◆ INSTRUCTIONS FOR THE TASK: Exactly reproduce the entries, dropping any pictures from your copy.

[Collected data entries]
***
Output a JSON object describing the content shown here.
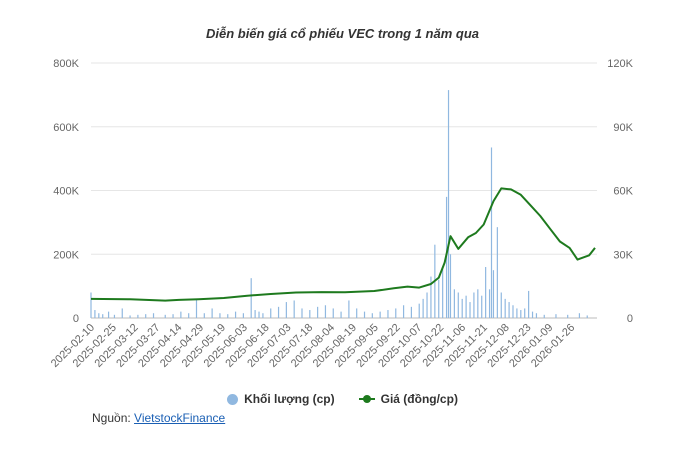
{
  "chart_data": {
    "type": "bar+line",
    "title": "Diễn biến giá cổ phiếu VEC trong 1 năm qua",
    "x_tick_labels": [
      "2025-02-10",
      "2025-02-25",
      "2025-03-12",
      "2025-03-27",
      "2025-04-14",
      "2025-04-29",
      "2025-05-19",
      "2025-06-03",
      "2025-06-18",
      "2025-07-03",
      "2025-07-18",
      "2025-08-04",
      "2025-08-19",
      "2025-09-05",
      "2025-09-22",
      "2025-10-07",
      "2025-10-22",
      "2025-11-06",
      "2025-11-21",
      "2025-12-08",
      "2025-12-23",
      "2026-01-09",
      "2026-01-26"
    ],
    "y_left": {
      "ticks": [
        "0",
        "200K",
        "400K",
        "600K",
        "800K"
      ],
      "range": [
        0,
        800000
      ]
    },
    "y_right": {
      "ticks": [
        "0",
        "30K",
        "60K",
        "90K",
        "120K"
      ],
      "range": [
        0,
        120000
      ]
    },
    "grid": true,
    "legend_position": "bottom",
    "series": [
      {
        "name": "Khối lượng (cp)",
        "type": "bar",
        "axis": "left",
        "color": "#90b8e0",
        "points": [
          {
            "i": 0,
            "v": 80000
          },
          {
            "i": 2,
            "v": 25000
          },
          {
            "i": 4,
            "v": 15000
          },
          {
            "i": 6,
            "v": 12000
          },
          {
            "i": 9,
            "v": 20000
          },
          {
            "i": 12,
            "v": 10000
          },
          {
            "i": 16,
            "v": 30000
          },
          {
            "i": 20,
            "v": 8000
          },
          {
            "i": 24,
            "v": 10000
          },
          {
            "i": 28,
            "v": 12000
          },
          {
            "i": 32,
            "v": 15000
          },
          {
            "i": 38,
            "v": 10000
          },
          {
            "i": 42,
            "v": 12000
          },
          {
            "i": 46,
            "v": 20000
          },
          {
            "i": 50,
            "v": 15000
          },
          {
            "i": 54,
            "v": 60000
          },
          {
            "i": 58,
            "v": 15000
          },
          {
            "i": 62,
            "v": 30000
          },
          {
            "i": 66,
            "v": 15000
          },
          {
            "i": 70,
            "v": 12000
          },
          {
            "i": 74,
            "v": 20000
          },
          {
            "i": 78,
            "v": 15000
          },
          {
            "i": 82,
            "v": 125000
          },
          {
            "i": 84,
            "v": 25000
          },
          {
            "i": 86,
            "v": 20000
          },
          {
            "i": 88,
            "v": 15000
          },
          {
            "i": 92,
            "v": 30000
          },
          {
            "i": 96,
            "v": 35000
          },
          {
            "i": 100,
            "v": 50000
          },
          {
            "i": 104,
            "v": 55000
          },
          {
            "i": 108,
            "v": 30000
          },
          {
            "i": 112,
            "v": 25000
          },
          {
            "i": 116,
            "v": 35000
          },
          {
            "i": 120,
            "v": 40000
          },
          {
            "i": 124,
            "v": 30000
          },
          {
            "i": 128,
            "v": 20000
          },
          {
            "i": 132,
            "v": 55000
          },
          {
            "i": 136,
            "v": 30000
          },
          {
            "i": 140,
            "v": 20000
          },
          {
            "i": 144,
            "v": 15000
          },
          {
            "i": 148,
            "v": 20000
          },
          {
            "i": 152,
            "v": 25000
          },
          {
            "i": 156,
            "v": 30000
          },
          {
            "i": 160,
            "v": 40000
          },
          {
            "i": 164,
            "v": 35000
          },
          {
            "i": 168,
            "v": 45000
          },
          {
            "i": 170,
            "v": 60000
          },
          {
            "i": 172,
            "v": 80000
          },
          {
            "i": 174,
            "v": 130000
          },
          {
            "i": 176,
            "v": 230000
          },
          {
            "i": 178,
            "v": 120000
          },
          {
            "i": 180,
            "v": 160000
          },
          {
            "i": 182,
            "v": 380000
          },
          {
            "i": 183,
            "v": 715000
          },
          {
            "i": 184,
            "v": 200000
          },
          {
            "i": 186,
            "v": 90000
          },
          {
            "i": 188,
            "v": 80000
          },
          {
            "i": 190,
            "v": 60000
          },
          {
            "i": 192,
            "v": 70000
          },
          {
            "i": 194,
            "v": 50000
          },
          {
            "i": 196,
            "v": 80000
          },
          {
            "i": 198,
            "v": 90000
          },
          {
            "i": 200,
            "v": 70000
          },
          {
            "i": 202,
            "v": 160000
          },
          {
            "i": 204,
            "v": 90000
          },
          {
            "i": 205,
            "v": 535000
          },
          {
            "i": 206,
            "v": 150000
          },
          {
            "i": 208,
            "v": 285000
          },
          {
            "i": 210,
            "v": 80000
          },
          {
            "i": 212,
            "v": 60000
          },
          {
            "i": 214,
            "v": 50000
          },
          {
            "i": 216,
            "v": 40000
          },
          {
            "i": 218,
            "v": 30000
          },
          {
            "i": 220,
            "v": 25000
          },
          {
            "i": 222,
            "v": 30000
          },
          {
            "i": 224,
            "v": 85000
          },
          {
            "i": 226,
            "v": 20000
          },
          {
            "i": 228,
            "v": 15000
          },
          {
            "i": 232,
            "v": 10000
          },
          {
            "i": 238,
            "v": 12000
          },
          {
            "i": 244,
            "v": 10000
          },
          {
            "i": 250,
            "v": 15000
          },
          {
            "i": 254,
            "v": 8000
          }
        ]
      },
      {
        "name": "Giá (đồng/cp)",
        "type": "line",
        "axis": "right",
        "color": "#1e7a1e",
        "points": [
          {
            "i": 0,
            "v": 9000
          },
          {
            "i": 20,
            "v": 8800
          },
          {
            "i": 38,
            "v": 8200
          },
          {
            "i": 45,
            "v": 8500
          },
          {
            "i": 55,
            "v": 8800
          },
          {
            "i": 68,
            "v": 9400
          },
          {
            "i": 80,
            "v": 10500
          },
          {
            "i": 92,
            "v": 11300
          },
          {
            "i": 105,
            "v": 12000
          },
          {
            "i": 118,
            "v": 12200
          },
          {
            "i": 130,
            "v": 12100
          },
          {
            "i": 145,
            "v": 12700
          },
          {
            "i": 155,
            "v": 14000
          },
          {
            "i": 162,
            "v": 14800
          },
          {
            "i": 168,
            "v": 14300
          },
          {
            "i": 174,
            "v": 16000
          },
          {
            "i": 178,
            "v": 19000
          },
          {
            "i": 181,
            "v": 26000
          },
          {
            "i": 184,
            "v": 38500
          },
          {
            "i": 188,
            "v": 32500
          },
          {
            "i": 193,
            "v": 38000
          },
          {
            "i": 197,
            "v": 40000
          },
          {
            "i": 201,
            "v": 44000
          },
          {
            "i": 206,
            "v": 55000
          },
          {
            "i": 210,
            "v": 61000
          },
          {
            "i": 215,
            "v": 60500
          },
          {
            "i": 220,
            "v": 58000
          },
          {
            "i": 225,
            "v": 53000
          },
          {
            "i": 230,
            "v": 48000
          },
          {
            "i": 235,
            "v": 42000
          },
          {
            "i": 240,
            "v": 36000
          },
          {
            "i": 245,
            "v": 33000
          },
          {
            "i": 249,
            "v": 27500
          },
          {
            "i": 252,
            "v": 28500
          },
          {
            "i": 255,
            "v": 29500
          },
          {
            "i": 258,
            "v": 33000
          }
        ]
      }
    ]
  },
  "legend": {
    "volume_label": "Khối lượng (cp)",
    "price_label": "Giá (đồng/cp)"
  },
  "source": {
    "prefix": "Nguồn: ",
    "link_text": "VietstockFinance"
  }
}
***
◆ RESPONSE BELOW:
Output a JSON object describing the content shown here.
{
  "chart_data": {
    "type": "bar+line",
    "title": "Diễn biến giá cổ phiếu VEC trong 1 năm qua",
    "x_tick_labels": [
      "2025-02-10",
      "2025-02-25",
      "2025-03-12",
      "2025-03-27",
      "2025-04-14",
      "2025-04-29",
      "2025-05-19",
      "2025-06-03",
      "2025-06-18",
      "2025-07-03",
      "2025-07-18",
      "2025-08-04",
      "2025-08-19",
      "2025-09-05",
      "2025-09-22",
      "2025-10-07",
      "2025-10-22",
      "2025-11-06",
      "2025-11-21",
      "2025-12-08",
      "2025-12-23",
      "2026-01-09",
      "2026-01-26"
    ],
    "y_left": {
      "ticks": [
        "0",
        "200K",
        "400K",
        "600K",
        "800K"
      ],
      "range": [
        0,
        800000
      ]
    },
    "y_right": {
      "ticks": [
        "0",
        "30K",
        "60K",
        "90K",
        "120K"
      ],
      "range": [
        0,
        120000
      ]
    },
    "grid": true,
    "legend_position": "bottom",
    "series": [
      {
        "name": "Khối lượng (cp)",
        "type": "bar",
        "axis": "left",
        "color": "#90b8e0",
        "points": [
          {
            "i": 0,
            "v": 80000
          },
          {
            "i": 2,
            "v": 25000
          },
          {
            "i": 4,
            "v": 15000
          },
          {
            "i": 6,
            "v": 12000
          },
          {
            "i": 9,
            "v": 20000
          },
          {
            "i": 12,
            "v": 10000
          },
          {
            "i": 16,
            "v": 30000
          },
          {
            "i": 20,
            "v": 8000
          },
          {
            "i": 24,
            "v": 10000
          },
          {
            "i": 28,
            "v": 12000
          },
          {
            "i": 32,
            "v": 15000
          },
          {
            "i": 38,
            "v": 10000
          },
          {
            "i": 42,
            "v": 12000
          },
          {
            "i": 46,
            "v": 20000
          },
          {
            "i": 50,
            "v": 15000
          },
          {
            "i": 54,
            "v": 60000
          },
          {
            "i": 58,
            "v": 15000
          },
          {
            "i": 62,
            "v": 30000
          },
          {
            "i": 66,
            "v": 15000
          },
          {
            "i": 70,
            "v": 12000
          },
          {
            "i": 74,
            "v": 20000
          },
          {
            "i": 78,
            "v": 15000
          },
          {
            "i": 82,
            "v": 125000
          },
          {
            "i": 84,
            "v": 25000
          },
          {
            "i": 86,
            "v": 20000
          },
          {
            "i": 88,
            "v": 15000
          },
          {
            "i": 92,
            "v": 30000
          },
          {
            "i": 96,
            "v": 35000
          },
          {
            "i": 100,
            "v": 50000
          },
          {
            "i": 104,
            "v": 55000
          },
          {
            "i": 108,
            "v": 30000
          },
          {
            "i": 112,
            "v": 25000
          },
          {
            "i": 116,
            "v": 35000
          },
          {
            "i": 120,
            "v": 40000
          },
          {
            "i": 124,
            "v": 30000
          },
          {
            "i": 128,
            "v": 20000
          },
          {
            "i": 132,
            "v": 55000
          },
          {
            "i": 136,
            "v": 30000
          },
          {
            "i": 140,
            "v": 20000
          },
          {
            "i": 144,
            "v": 15000
          },
          {
            "i": 148,
            "v": 20000
          },
          {
            "i": 152,
            "v": 25000
          },
          {
            "i": 156,
            "v": 30000
          },
          {
            "i": 160,
            "v": 40000
          },
          {
            "i": 164,
            "v": 35000
          },
          {
            "i": 168,
            "v": 45000
          },
          {
            "i": 170,
            "v": 60000
          },
          {
            "i": 172,
            "v": 80000
          },
          {
            "i": 174,
            "v": 130000
          },
          {
            "i": 176,
            "v": 230000
          },
          {
            "i": 178,
            "v": 120000
          },
          {
            "i": 180,
            "v": 160000
          },
          {
            "i": 182,
            "v": 380000
          },
          {
            "i": 183,
            "v": 715000
          },
          {
            "i": 184,
            "v": 200000
          },
          {
            "i": 186,
            "v": 90000
          },
          {
            "i": 188,
            "v": 80000
          },
          {
            "i": 190,
            "v": 60000
          },
          {
            "i": 192,
            "v": 70000
          },
          {
            "i": 194,
            "v": 50000
          },
          {
            "i": 196,
            "v": 80000
          },
          {
            "i": 198,
            "v": 90000
          },
          {
            "i": 200,
            "v": 70000
          },
          {
            "i": 202,
            "v": 160000
          },
          {
            "i": 204,
            "v": 90000
          },
          {
            "i": 205,
            "v": 535000
          },
          {
            "i": 206,
            "v": 150000
          },
          {
            "i": 208,
            "v": 285000
          },
          {
            "i": 210,
            "v": 80000
          },
          {
            "i": 212,
            "v": 60000
          },
          {
            "i": 214,
            "v": 50000
          },
          {
            "i": 216,
            "v": 40000
          },
          {
            "i": 218,
            "v": 30000
          },
          {
            "i": 220,
            "v": 25000
          },
          {
            "i": 222,
            "v": 30000
          },
          {
            "i": 224,
            "v": 85000
          },
          {
            "i": 226,
            "v": 20000
          },
          {
            "i": 228,
            "v": 15000
          },
          {
            "i": 232,
            "v": 10000
          },
          {
            "i": 238,
            "v": 12000
          },
          {
            "i": 244,
            "v": 10000
          },
          {
            "i": 250,
            "v": 15000
          },
          {
            "i": 254,
            "v": 8000
          }
        ]
      },
      {
        "name": "Giá (đồng/cp)",
        "type": "line",
        "axis": "right",
        "color": "#1e7a1e",
        "points": [
          {
            "i": 0,
            "v": 9000
          },
          {
            "i": 20,
            "v": 8800
          },
          {
            "i": 38,
            "v": 8200
          },
          {
            "i": 45,
            "v": 8500
          },
          {
            "i": 55,
            "v": 8800
          },
          {
            "i": 68,
            "v": 9400
          },
          {
            "i": 80,
            "v": 10500
          },
          {
            "i": 92,
            "v": 11300
          },
          {
            "i": 105,
            "v": 12000
          },
          {
            "i": 118,
            "v": 12200
          },
          {
            "i": 130,
            "v": 12100
          },
          {
            "i": 145,
            "v": 12700
          },
          {
            "i": 155,
            "v": 14000
          },
          {
            "i": 162,
            "v": 14800
          },
          {
            "i": 168,
            "v": 14300
          },
          {
            "i": 174,
            "v": 16000
          },
          {
            "i": 178,
            "v": 19000
          },
          {
            "i": 181,
            "v": 26000
          },
          {
            "i": 184,
            "v": 38500
          },
          {
            "i": 188,
            "v": 32500
          },
          {
            "i": 193,
            "v": 38000
          },
          {
            "i": 197,
            "v": 40000
          },
          {
            "i": 201,
            "v": 44000
          },
          {
            "i": 206,
            "v": 55000
          },
          {
            "i": 210,
            "v": 61000
          },
          {
            "i": 215,
            "v": 60500
          },
          {
            "i": 220,
            "v": 58000
          },
          {
            "i": 225,
            "v": 53000
          },
          {
            "i": 230,
            "v": 48000
          },
          {
            "i": 235,
            "v": 42000
          },
          {
            "i": 240,
            "v": 36000
          },
          {
            "i": 245,
            "v": 33000
          },
          {
            "i": 249,
            "v": 27500
          },
          {
            "i": 252,
            "v": 28500
          },
          {
            "i": 255,
            "v": 29500
          },
          {
            "i": 258,
            "v": 33000
          }
        ]
      }
    ]
  },
  "legend": {
    "volume_label": "Khối lượng (cp)",
    "price_label": "Giá (đồng/cp)"
  },
  "source": {
    "prefix": "Nguồn: ",
    "link_text": "VietstockFinance"
  }
}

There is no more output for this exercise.